▶ _Given problem_
Collect each line in the entries below that contains the string "their". Case counts.

▶ _Data for this exercise_

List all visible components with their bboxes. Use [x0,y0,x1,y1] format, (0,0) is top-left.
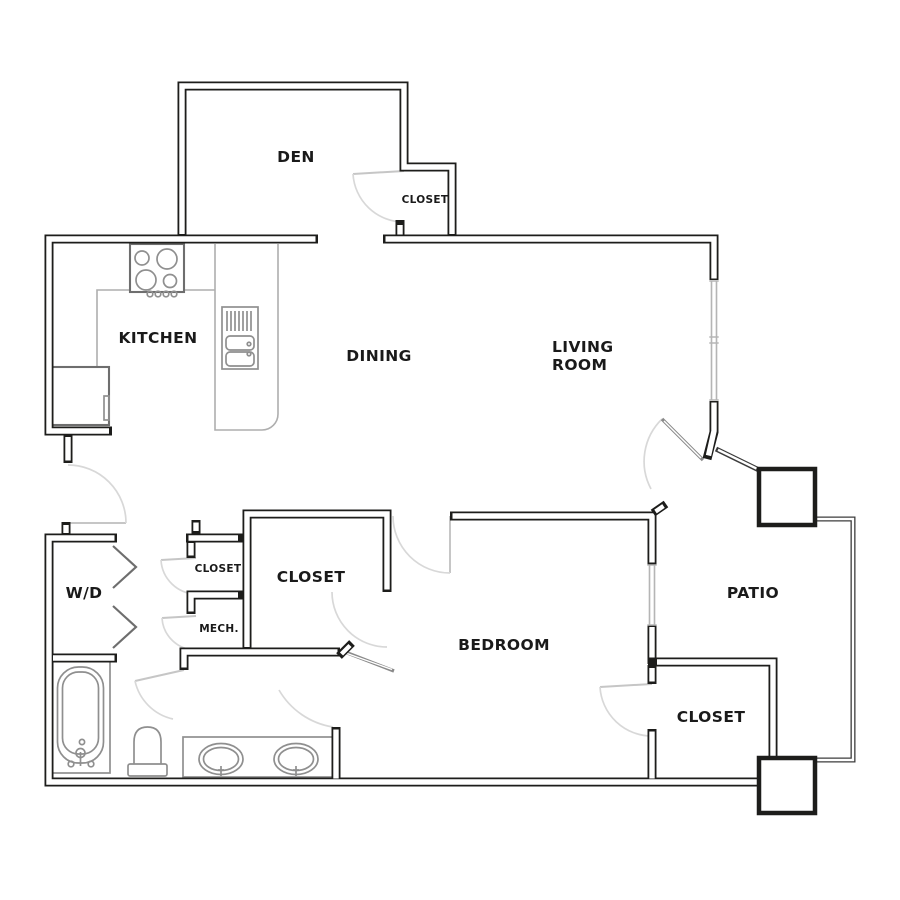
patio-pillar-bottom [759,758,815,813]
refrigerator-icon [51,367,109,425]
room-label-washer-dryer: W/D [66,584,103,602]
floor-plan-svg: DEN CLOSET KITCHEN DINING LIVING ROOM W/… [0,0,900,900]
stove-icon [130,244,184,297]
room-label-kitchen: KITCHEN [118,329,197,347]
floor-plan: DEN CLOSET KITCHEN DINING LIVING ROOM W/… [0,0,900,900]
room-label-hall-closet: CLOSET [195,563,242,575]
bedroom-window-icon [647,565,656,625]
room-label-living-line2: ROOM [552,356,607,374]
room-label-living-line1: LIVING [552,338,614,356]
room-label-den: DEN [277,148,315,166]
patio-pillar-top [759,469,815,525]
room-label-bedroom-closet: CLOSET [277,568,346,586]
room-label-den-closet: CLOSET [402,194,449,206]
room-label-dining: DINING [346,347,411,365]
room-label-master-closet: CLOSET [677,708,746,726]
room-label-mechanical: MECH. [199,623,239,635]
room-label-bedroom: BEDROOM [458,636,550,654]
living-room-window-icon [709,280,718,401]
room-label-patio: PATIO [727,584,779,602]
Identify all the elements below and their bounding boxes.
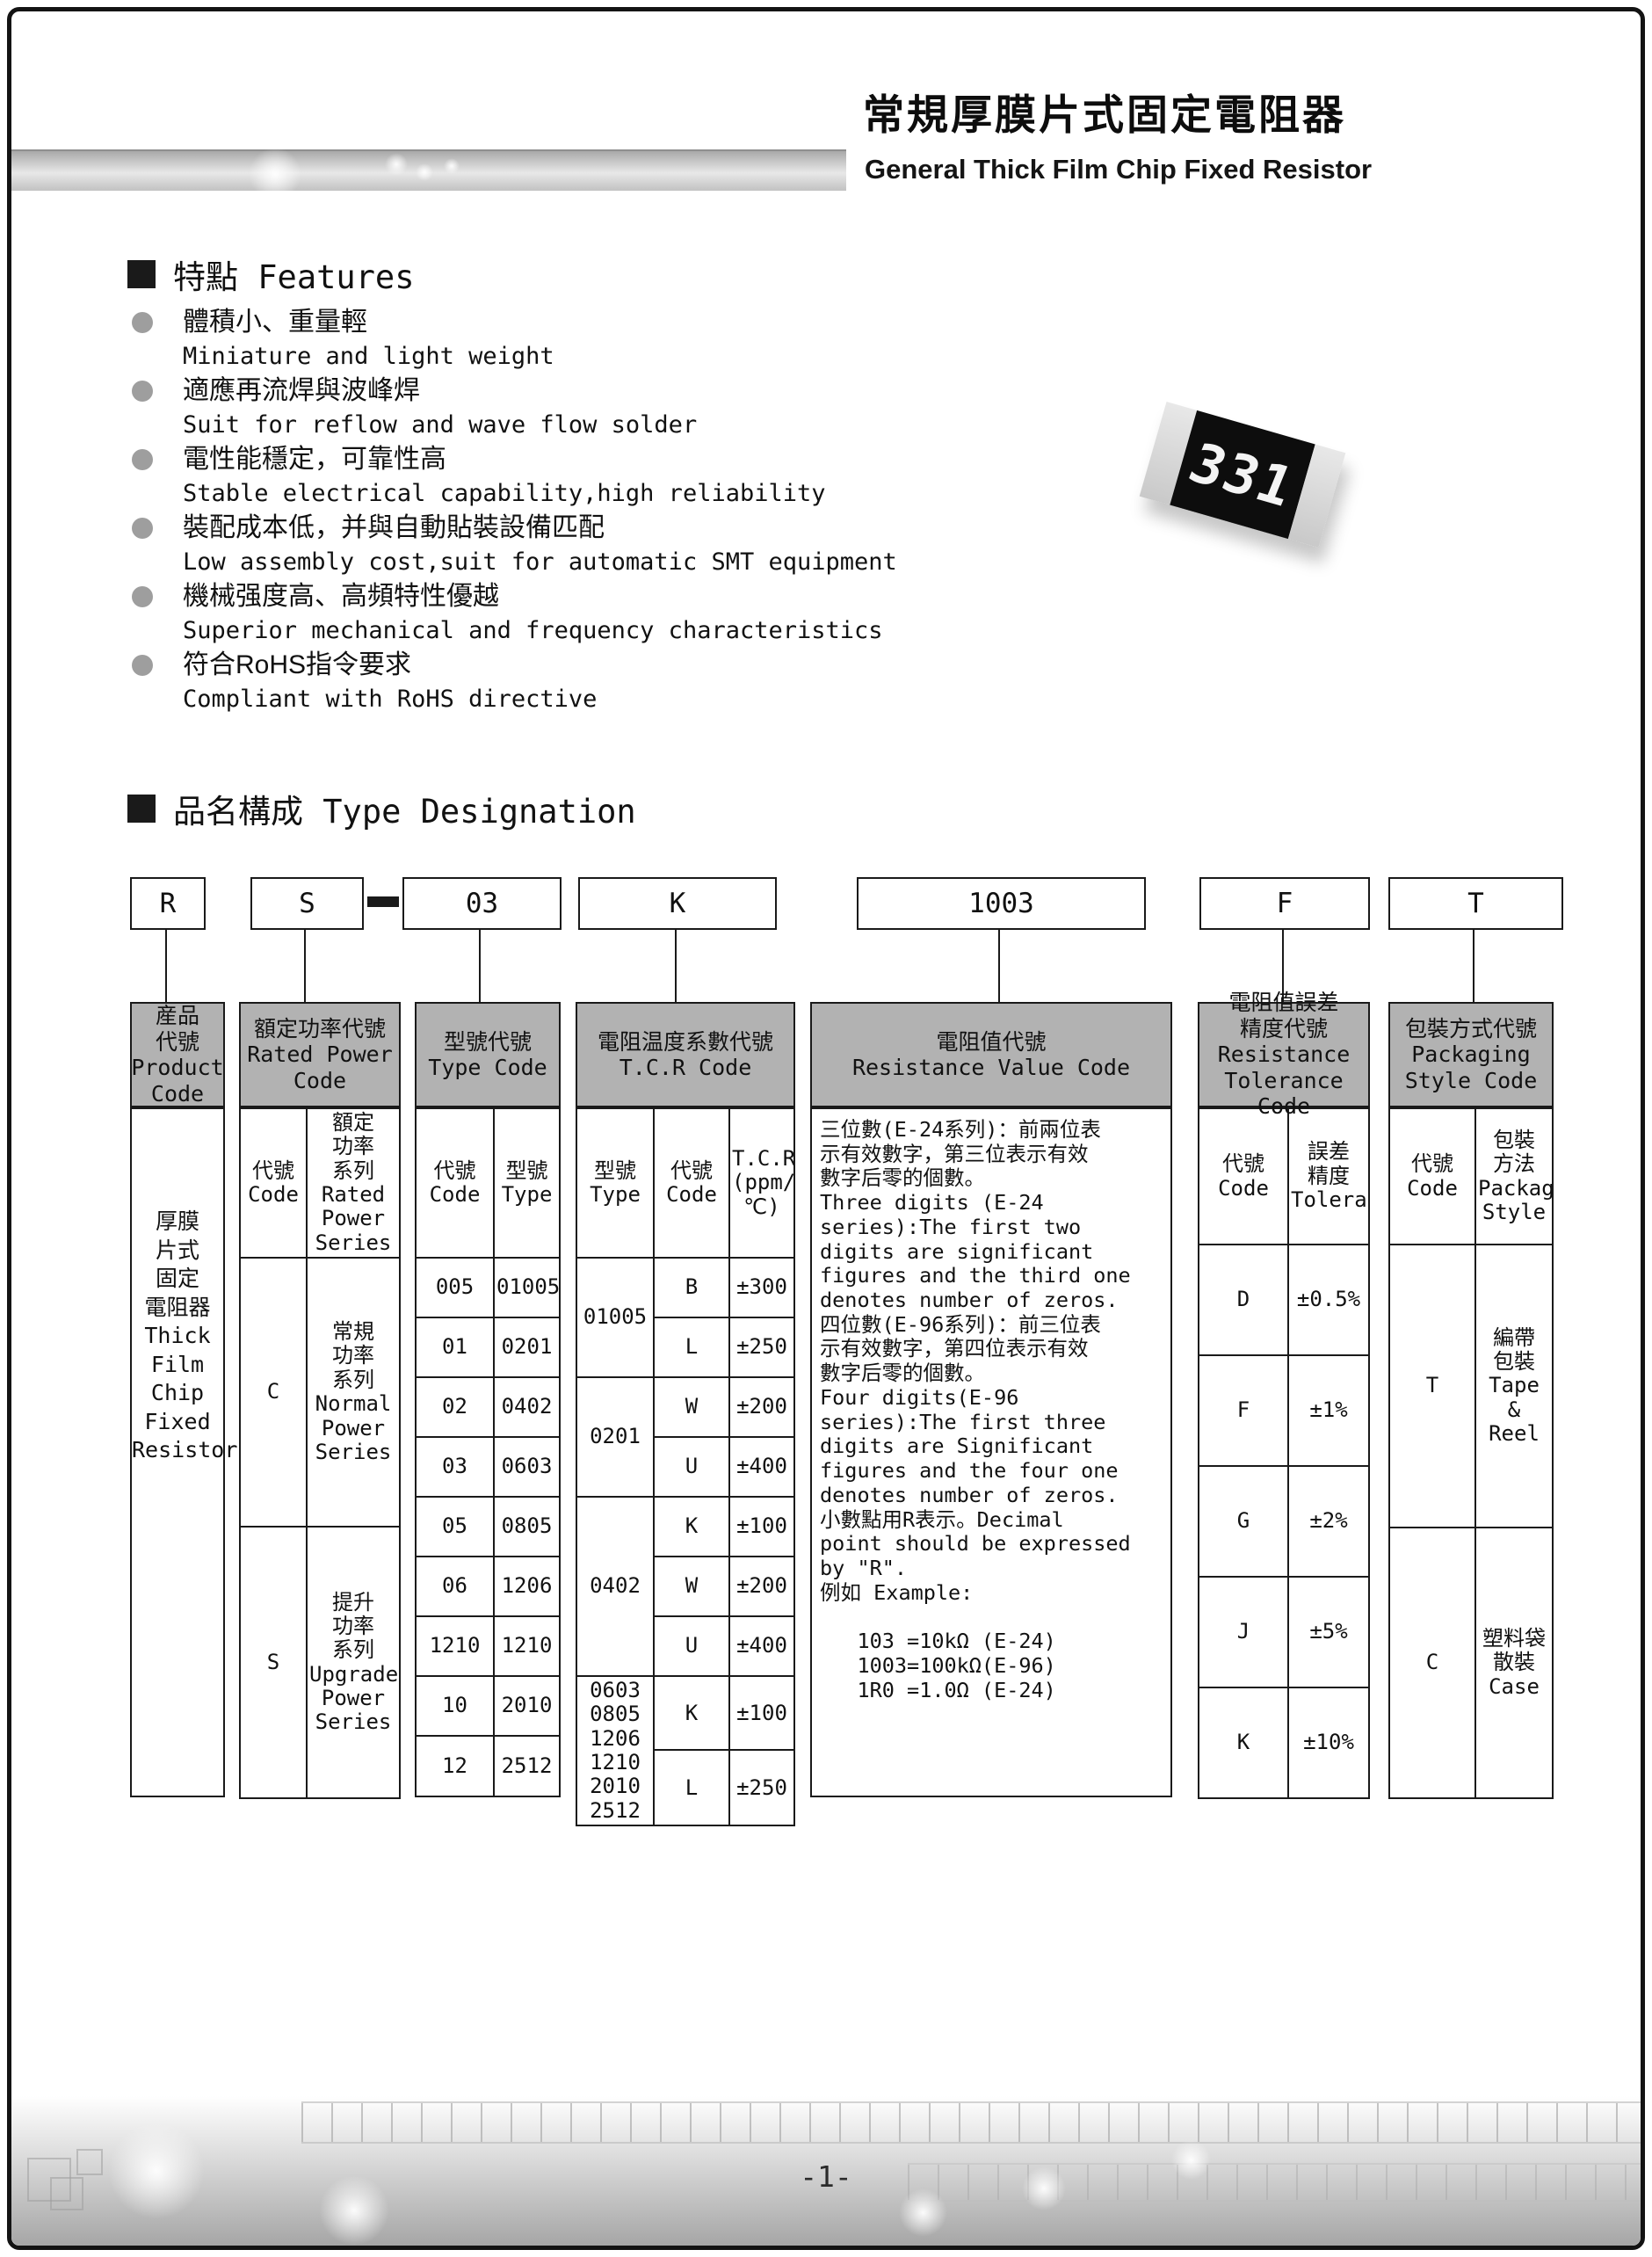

▶ _Result_
List all visible components with their bboxes. Use [x0,y0,x1,y1] format, (0,0) is top-left.
Identify all the elements below and their bounding boxes.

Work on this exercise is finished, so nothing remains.